SHORT PROBLEM
Type out the data exactly as given. Skip any image.

RECORDS FOR THE EXERCISE
# # # #
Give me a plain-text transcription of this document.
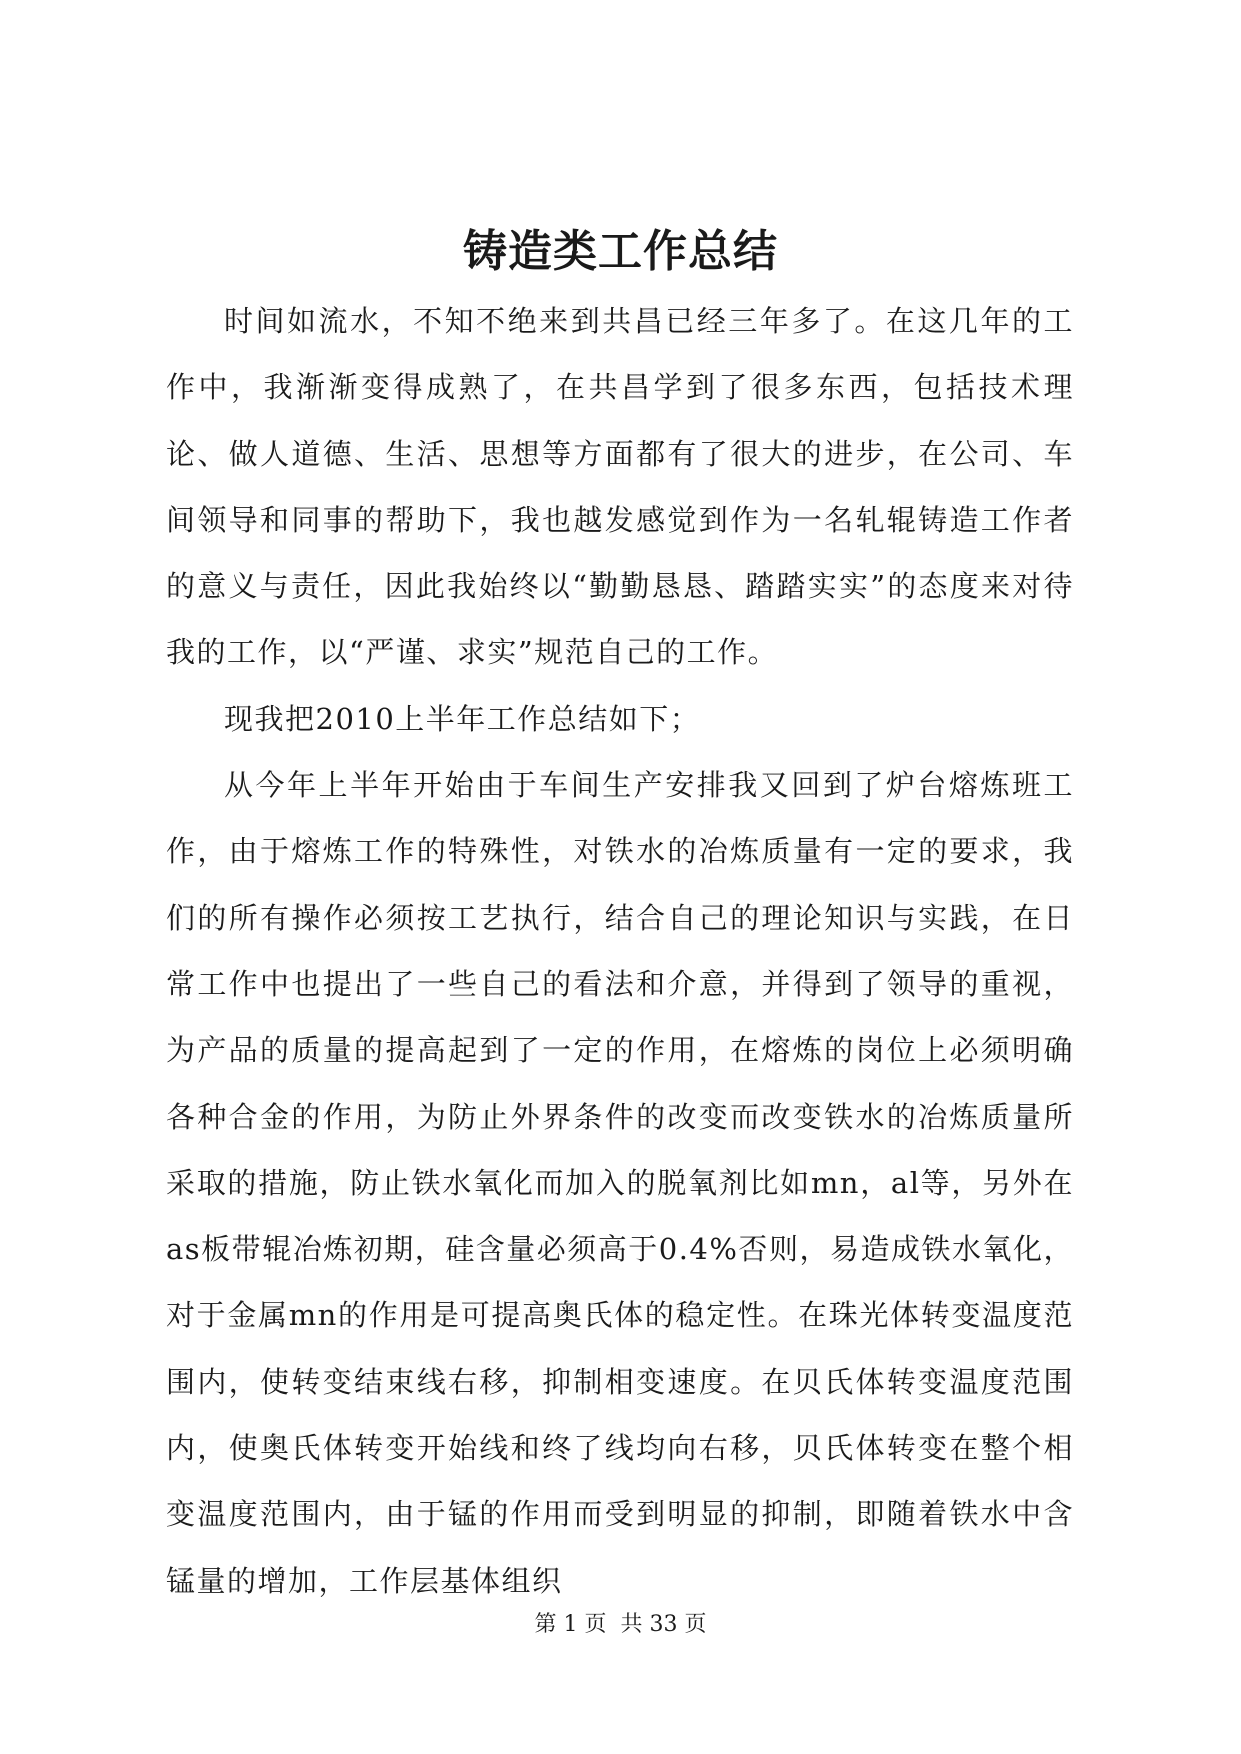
铸造类工作总结

时间如流水，不知不绝来到共昌已经三年多了。在这几年的工作中，我渐渐变得成熟了，在共昌学到了很多东西，包括技术理论、做人道德、生活、思想等方面都有了很大的进步，在公司、车间领导和同事的帮助下，我也越发感觉到作为一名轧辊铸造工作者的意义与责任，因此我始终以“勤勤恳恳、踏踏实实”的态度来对待我的工作，以“严谨、求实”规范自己的工作。

现我把2010上半年工作总结如下；

从今年上半年开始由于车间生产安排我又回到了炉台熔炼班工作，由于熔炼工作的特殊性，对铁水的冶炼质量有一定的要求，我们的所有操作必须按工艺执行，结合自己的理论知识与实践，在日常工作中也提出了一些自己的看法和介意，并得到了领导的重视，为产品的质量的提高起到了一定的作用，在熔炼的岗位上必须明确各种合金的作用，为防止外界条件的改变而改变铁水的冶炼质量所采取的措施，防止铁水氧化而加入的脱氧剂比如mn，al等，另外在as板带辊冶炼初期，硅含量必须高于0.4%否则，易造成铁水氧化，对于金属mn的作用是可提高奥氏体的稳定性。在珠光体转变温度范围内，使转变结束线右移，抑制相变速度。在贝氏体转变温度范围内，使奥氏体转变开始线和终了线均向右移，贝氏体转变在整个相变温度范围内，由于锰的作用而受到明显的抑制，即随着铁水中含锰量的增加，工作层基体组织

第 1 页  共 33 页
# # # #
RESPONSE
Give me a plain-text transcription of this document.
铸造类工作总结

时间如流水，不知不绝来到共昌已经三年多了。在这几年的工作中，我渐渐变得成熟了，在共昌学到了很多东西，包括技术理论、做人道德、生活、思想等方面都有了很大的进步，在公司、车间领导和同事的帮助下，我也越发感觉到作为一名轧辊铸造工作者的意义与责任，因此我始终以“勤勤恳恳、踏踏实实”的态度来对待我的工作，以“严谨、求实”规范自己的工作。

现我把2010上半年工作总结如下；

从今年上半年开始由于车间生产安排我又回到了炉台熔炼班工作，由于熔炼工作的特殊性，对铁水的冶炼质量有一定的要求，我们的所有操作必须按工艺执行，结合自己的理论知识与实践，在日常工作中也提出了一些自己的看法和介意，并得到了领导的重视，为产品的质量的提高起到了一定的作用，在熔炼的岗位上必须明确各种合金的作用，为防止外界条件的改变而改变铁水的冶炼质量所采取的措施，防止铁水氧化而加入的脱氧剂比如mn，al等，另外在as板带辊冶炼初期，硅含量必须高于0.4%否则，易造成铁水氧化，对于金属mn的作用是可提高奥氏体的稳定性。在珠光体转变温度范围内，使转变结束线右移，抑制相变速度。在贝氏体转变温度范围内，使奥氏体转变开始线和终了线均向右移，贝氏体转变在整个相变温度范围内，由于锰的作用而受到明显的抑制，即随着铁水中含锰量的增加，工作层基体组织

第 1 页  共 33 页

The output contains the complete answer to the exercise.